● Task objective
Copy every line with the string "Olof" in it.

● Input material

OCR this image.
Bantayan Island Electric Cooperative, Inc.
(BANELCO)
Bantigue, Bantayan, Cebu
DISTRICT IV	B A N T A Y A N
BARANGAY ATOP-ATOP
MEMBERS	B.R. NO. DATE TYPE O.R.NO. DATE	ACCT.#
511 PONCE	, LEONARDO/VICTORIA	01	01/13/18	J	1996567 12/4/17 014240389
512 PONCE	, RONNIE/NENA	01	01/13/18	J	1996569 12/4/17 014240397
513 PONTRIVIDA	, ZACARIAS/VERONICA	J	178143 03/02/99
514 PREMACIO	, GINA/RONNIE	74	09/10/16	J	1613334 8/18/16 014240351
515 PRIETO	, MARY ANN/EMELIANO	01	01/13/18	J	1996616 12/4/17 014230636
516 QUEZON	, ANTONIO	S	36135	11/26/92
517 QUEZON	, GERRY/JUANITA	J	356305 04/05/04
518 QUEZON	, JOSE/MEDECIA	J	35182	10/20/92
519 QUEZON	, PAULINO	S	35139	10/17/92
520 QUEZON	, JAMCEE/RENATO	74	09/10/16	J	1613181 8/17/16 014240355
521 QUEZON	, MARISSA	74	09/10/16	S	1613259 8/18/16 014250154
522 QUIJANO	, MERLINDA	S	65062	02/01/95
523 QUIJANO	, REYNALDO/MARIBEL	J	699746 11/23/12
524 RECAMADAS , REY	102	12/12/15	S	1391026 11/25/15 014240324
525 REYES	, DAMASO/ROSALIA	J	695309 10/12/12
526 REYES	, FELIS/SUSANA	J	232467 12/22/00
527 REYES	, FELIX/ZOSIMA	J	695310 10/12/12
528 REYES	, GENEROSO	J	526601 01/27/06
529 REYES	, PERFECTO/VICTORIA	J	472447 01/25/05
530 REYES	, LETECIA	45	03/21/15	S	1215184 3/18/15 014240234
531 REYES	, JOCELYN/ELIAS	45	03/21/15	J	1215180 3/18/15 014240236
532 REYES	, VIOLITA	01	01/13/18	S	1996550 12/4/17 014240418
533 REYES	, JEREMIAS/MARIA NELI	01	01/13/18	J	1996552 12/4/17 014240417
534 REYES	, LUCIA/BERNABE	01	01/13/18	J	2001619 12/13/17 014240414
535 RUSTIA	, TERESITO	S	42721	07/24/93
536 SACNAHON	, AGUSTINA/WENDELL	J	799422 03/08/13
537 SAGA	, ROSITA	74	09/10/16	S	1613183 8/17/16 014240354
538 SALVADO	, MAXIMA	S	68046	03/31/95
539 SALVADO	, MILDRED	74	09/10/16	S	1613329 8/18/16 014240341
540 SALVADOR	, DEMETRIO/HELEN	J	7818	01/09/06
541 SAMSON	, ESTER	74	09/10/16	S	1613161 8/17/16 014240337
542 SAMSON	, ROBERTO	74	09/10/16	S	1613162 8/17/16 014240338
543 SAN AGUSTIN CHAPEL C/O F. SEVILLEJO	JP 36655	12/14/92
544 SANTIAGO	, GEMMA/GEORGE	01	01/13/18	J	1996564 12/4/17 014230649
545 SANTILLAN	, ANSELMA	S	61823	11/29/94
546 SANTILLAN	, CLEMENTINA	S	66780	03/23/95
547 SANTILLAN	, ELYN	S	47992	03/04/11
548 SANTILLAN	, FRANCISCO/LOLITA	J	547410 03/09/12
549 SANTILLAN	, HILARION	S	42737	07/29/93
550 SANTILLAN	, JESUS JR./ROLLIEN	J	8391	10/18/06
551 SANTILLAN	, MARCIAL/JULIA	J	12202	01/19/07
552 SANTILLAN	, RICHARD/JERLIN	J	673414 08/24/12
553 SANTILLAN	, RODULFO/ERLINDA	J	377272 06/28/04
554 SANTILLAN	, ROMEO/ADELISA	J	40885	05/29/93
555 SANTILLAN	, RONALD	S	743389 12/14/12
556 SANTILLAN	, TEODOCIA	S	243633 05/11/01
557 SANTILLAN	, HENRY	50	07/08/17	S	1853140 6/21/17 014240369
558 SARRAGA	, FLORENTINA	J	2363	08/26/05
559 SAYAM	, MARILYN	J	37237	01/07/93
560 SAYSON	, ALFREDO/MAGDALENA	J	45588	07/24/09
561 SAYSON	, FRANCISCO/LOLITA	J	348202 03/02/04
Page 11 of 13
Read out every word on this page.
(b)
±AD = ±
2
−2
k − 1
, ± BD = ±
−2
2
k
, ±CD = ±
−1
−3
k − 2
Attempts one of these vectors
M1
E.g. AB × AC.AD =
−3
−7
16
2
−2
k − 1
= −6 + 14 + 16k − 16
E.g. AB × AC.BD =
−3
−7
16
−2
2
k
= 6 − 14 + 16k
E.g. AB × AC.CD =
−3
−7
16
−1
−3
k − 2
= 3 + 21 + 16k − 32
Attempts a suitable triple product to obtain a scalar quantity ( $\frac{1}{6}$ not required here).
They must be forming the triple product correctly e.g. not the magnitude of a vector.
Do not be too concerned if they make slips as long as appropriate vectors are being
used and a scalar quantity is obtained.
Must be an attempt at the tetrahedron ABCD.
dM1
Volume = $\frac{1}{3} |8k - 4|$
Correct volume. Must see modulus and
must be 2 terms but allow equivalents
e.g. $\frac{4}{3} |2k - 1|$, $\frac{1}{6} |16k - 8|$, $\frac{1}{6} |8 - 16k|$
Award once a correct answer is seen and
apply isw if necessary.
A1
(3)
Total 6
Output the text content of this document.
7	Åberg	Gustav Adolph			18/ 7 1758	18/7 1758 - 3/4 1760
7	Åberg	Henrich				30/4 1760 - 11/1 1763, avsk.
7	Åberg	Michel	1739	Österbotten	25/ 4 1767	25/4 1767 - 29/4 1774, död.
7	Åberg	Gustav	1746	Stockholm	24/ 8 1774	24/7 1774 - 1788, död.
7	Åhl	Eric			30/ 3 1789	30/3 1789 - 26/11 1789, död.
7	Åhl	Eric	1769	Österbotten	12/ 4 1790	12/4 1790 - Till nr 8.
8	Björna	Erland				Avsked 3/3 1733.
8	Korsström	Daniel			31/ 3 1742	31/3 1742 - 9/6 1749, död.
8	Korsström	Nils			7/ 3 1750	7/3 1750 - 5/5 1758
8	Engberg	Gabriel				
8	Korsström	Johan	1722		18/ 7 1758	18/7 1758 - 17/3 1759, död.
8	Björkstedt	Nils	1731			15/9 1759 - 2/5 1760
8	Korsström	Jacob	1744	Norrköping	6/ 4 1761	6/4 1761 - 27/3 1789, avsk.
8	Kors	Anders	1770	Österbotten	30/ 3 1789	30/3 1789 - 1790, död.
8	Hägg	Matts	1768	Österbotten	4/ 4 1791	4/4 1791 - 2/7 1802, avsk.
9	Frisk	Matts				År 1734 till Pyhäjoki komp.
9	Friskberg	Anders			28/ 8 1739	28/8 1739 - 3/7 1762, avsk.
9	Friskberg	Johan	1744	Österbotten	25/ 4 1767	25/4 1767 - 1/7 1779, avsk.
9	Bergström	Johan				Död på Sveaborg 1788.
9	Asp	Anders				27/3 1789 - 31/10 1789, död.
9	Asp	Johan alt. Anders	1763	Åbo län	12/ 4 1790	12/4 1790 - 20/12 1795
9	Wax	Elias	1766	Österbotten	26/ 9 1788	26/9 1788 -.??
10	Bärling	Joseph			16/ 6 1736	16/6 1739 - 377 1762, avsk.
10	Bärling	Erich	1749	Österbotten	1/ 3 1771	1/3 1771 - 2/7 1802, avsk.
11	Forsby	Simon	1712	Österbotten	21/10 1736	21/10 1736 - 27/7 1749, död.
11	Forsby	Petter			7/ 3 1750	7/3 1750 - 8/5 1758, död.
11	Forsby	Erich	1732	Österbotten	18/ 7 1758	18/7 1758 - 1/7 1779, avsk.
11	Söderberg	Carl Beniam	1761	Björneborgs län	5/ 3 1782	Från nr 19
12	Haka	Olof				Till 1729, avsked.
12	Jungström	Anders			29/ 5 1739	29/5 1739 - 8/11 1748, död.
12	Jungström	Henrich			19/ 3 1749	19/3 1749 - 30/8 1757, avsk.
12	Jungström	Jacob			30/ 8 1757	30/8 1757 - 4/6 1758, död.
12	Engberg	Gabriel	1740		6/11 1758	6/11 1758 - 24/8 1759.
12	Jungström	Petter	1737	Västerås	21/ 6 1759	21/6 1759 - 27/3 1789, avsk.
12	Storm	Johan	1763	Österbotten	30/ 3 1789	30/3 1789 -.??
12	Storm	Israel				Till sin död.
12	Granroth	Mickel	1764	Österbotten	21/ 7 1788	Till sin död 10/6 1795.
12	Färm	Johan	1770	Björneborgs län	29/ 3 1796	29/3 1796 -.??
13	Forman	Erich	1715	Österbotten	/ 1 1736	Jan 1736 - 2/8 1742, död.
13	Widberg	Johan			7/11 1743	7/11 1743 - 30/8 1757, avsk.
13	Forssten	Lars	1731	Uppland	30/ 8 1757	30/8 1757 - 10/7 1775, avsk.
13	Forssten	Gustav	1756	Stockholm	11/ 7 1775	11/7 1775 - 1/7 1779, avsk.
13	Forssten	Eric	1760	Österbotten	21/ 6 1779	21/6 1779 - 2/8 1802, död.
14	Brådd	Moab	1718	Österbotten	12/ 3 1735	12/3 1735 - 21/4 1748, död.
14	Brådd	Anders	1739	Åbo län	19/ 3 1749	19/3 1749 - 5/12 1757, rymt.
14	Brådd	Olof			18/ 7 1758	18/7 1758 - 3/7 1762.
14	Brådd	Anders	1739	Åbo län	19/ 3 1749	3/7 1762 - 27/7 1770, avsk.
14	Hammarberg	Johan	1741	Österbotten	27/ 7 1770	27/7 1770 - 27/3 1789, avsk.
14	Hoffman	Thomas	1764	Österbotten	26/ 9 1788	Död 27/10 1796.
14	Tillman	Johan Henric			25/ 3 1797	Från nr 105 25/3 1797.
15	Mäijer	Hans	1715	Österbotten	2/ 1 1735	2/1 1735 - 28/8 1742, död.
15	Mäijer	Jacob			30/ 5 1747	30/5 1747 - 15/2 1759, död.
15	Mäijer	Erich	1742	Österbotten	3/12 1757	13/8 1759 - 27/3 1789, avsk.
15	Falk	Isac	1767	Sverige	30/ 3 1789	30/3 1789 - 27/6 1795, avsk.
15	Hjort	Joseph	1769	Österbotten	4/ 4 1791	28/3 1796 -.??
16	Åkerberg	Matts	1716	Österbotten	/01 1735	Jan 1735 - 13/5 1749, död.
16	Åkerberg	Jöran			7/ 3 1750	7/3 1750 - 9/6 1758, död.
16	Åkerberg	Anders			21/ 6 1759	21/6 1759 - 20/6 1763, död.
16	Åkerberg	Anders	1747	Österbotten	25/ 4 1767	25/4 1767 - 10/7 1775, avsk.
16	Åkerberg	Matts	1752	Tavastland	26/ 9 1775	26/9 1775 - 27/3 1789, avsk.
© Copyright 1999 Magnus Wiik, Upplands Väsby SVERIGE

● Final answer
12	Haka	Olof				Till 1729, avsked.
14	Brådd	Olof			18/ 7 1758	18/7 1758 - 3/7 1762.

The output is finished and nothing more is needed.